--- START DATA LINES ---
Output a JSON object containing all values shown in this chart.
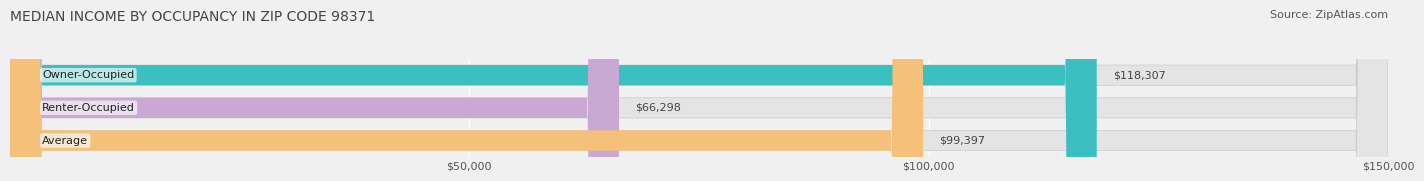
{
  "title": "MEDIAN INCOME BY OCCUPANCY IN ZIP CODE 98371",
  "source": "Source: ZipAtlas.com",
  "categories": [
    "Owner-Occupied",
    "Renter-Occupied",
    "Average"
  ],
  "values": [
    118307,
    66298,
    99397
  ],
  "bar_colors": [
    "#3bbfbf",
    "#c9a8d4",
    "#f5c07a"
  ],
  "bar_labels": [
    "$118,307",
    "$66,298",
    "$99,397"
  ],
  "xlim": [
    0,
    150000
  ],
  "xticks": [
    0,
    50000,
    100000,
    150000
  ],
  "xticklabels": [
    "",
    "$50,000",
    "$100,000",
    "$150,000"
  ],
  "background_color": "#f0f0f0",
  "bar_bg_color": "#e4e4e4",
  "title_fontsize": 10,
  "source_fontsize": 8,
  "label_fontsize": 8,
  "tick_fontsize": 8
}
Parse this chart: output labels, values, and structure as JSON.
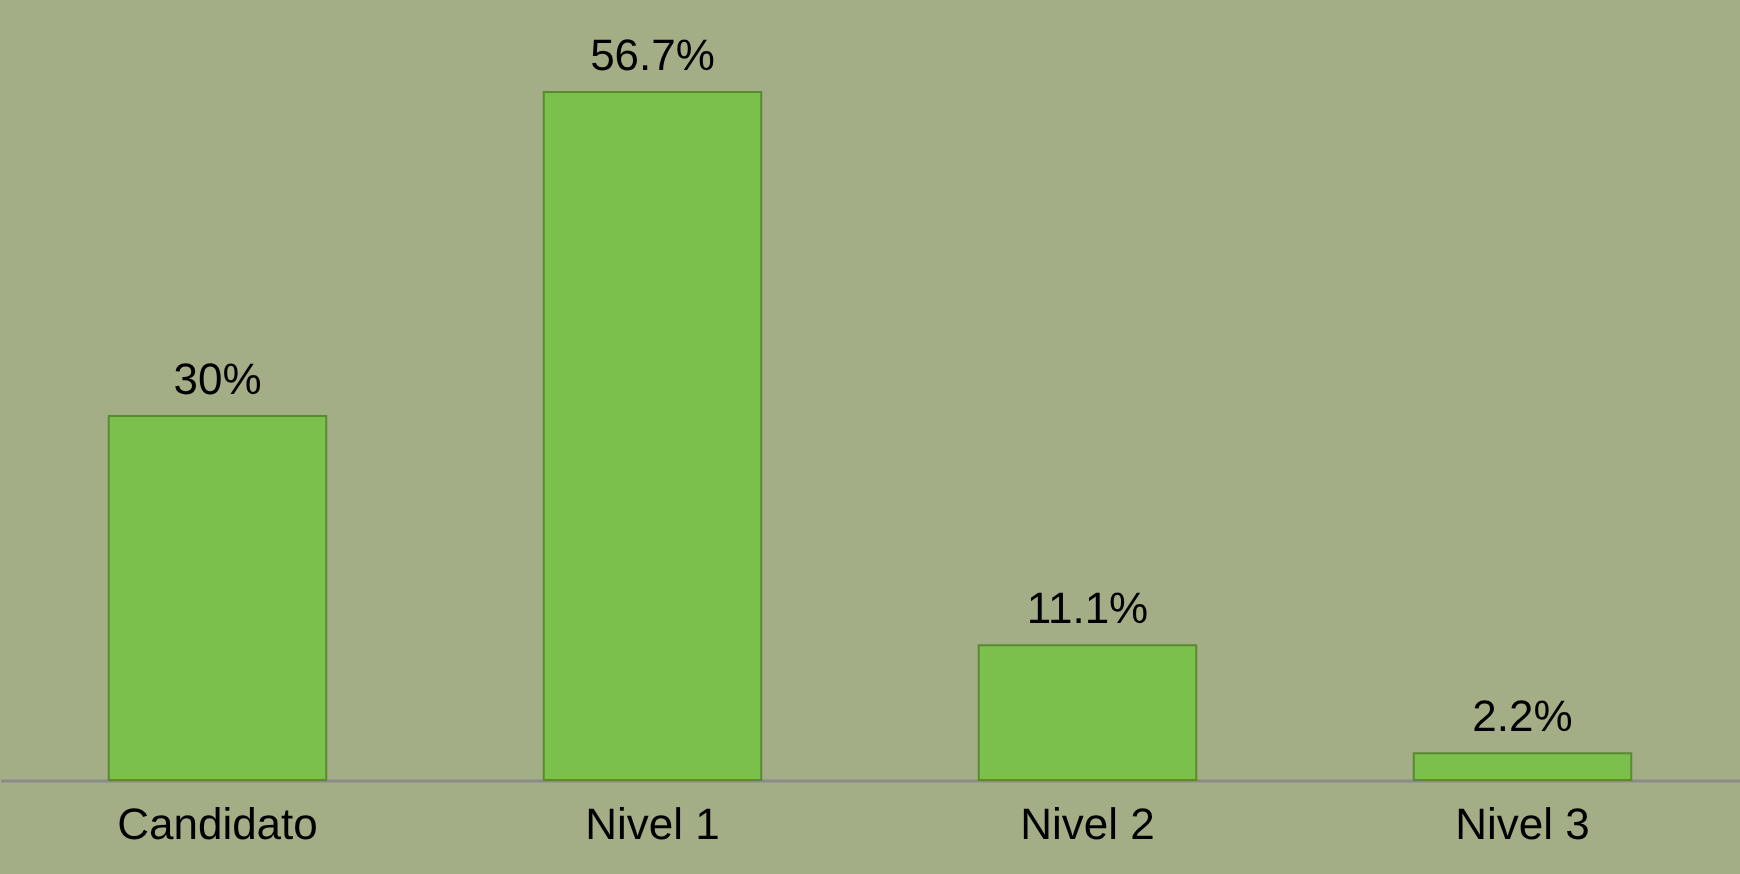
{
  "chart_data": {
    "type": "bar",
    "categories": [
      "Candidato",
      "Nivel 1",
      "Nivel 2",
      "Nivel 3"
    ],
    "values": [
      30,
      56.7,
      11.1,
      2.2
    ],
    "value_labels": [
      "30%",
      "56.7%",
      "11.1%",
      "2.2%"
    ],
    "color": "#7bbf4c"
  }
}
--- END DATA LINES ---
WHAT YOU NEED TO DO. Pick out every line of the listing containing the word "this", and show those lines.

FINISHED ANSWER.
Output a JSON object containing all values shown in this chart.
Parse this chart: output labels, values, and structure as JSON.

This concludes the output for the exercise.